Records shown:
• • • •

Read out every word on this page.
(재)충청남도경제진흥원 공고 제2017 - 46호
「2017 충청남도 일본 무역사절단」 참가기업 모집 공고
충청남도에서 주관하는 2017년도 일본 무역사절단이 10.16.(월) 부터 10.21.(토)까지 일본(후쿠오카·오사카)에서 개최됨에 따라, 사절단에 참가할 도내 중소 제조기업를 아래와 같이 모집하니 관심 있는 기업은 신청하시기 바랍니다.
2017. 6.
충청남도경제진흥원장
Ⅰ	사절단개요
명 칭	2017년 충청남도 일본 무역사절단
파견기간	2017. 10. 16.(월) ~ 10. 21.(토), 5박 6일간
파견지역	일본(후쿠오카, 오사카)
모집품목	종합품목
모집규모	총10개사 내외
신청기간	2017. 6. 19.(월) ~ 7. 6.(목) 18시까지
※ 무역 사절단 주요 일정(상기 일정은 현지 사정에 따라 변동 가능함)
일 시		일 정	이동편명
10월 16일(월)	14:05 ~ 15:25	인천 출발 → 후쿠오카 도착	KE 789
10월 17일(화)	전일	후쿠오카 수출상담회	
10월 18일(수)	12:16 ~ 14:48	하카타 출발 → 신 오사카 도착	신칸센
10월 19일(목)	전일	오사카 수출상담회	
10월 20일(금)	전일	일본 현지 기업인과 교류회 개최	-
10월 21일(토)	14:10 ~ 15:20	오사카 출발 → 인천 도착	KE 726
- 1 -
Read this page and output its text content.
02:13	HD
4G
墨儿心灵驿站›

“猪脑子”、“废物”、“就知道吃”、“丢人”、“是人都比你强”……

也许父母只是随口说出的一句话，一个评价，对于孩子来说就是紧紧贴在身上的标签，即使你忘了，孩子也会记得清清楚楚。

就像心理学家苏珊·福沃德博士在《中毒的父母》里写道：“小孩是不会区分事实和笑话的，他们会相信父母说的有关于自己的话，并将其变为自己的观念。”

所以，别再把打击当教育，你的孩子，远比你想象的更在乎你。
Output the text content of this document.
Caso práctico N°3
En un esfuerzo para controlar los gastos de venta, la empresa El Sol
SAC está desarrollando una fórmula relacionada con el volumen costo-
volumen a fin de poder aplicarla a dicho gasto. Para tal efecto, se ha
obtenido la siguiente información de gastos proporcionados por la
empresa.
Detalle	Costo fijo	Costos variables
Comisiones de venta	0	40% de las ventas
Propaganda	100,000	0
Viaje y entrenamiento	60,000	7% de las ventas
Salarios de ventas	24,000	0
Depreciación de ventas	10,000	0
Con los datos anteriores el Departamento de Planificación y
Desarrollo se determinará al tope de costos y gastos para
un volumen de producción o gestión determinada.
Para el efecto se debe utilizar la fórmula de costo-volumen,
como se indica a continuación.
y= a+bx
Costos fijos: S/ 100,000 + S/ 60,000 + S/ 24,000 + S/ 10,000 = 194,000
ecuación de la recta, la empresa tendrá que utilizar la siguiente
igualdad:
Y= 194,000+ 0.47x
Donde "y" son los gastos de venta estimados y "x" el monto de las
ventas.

• • • •

Challenge:
Take every line above carrying "efecto" and return it.

Final answer:
volumen a fin de poder aplicarla a dicho gasto. Para tal efecto, se ha
Para el efecto se debe utilizar la fórmula de costo-volumen,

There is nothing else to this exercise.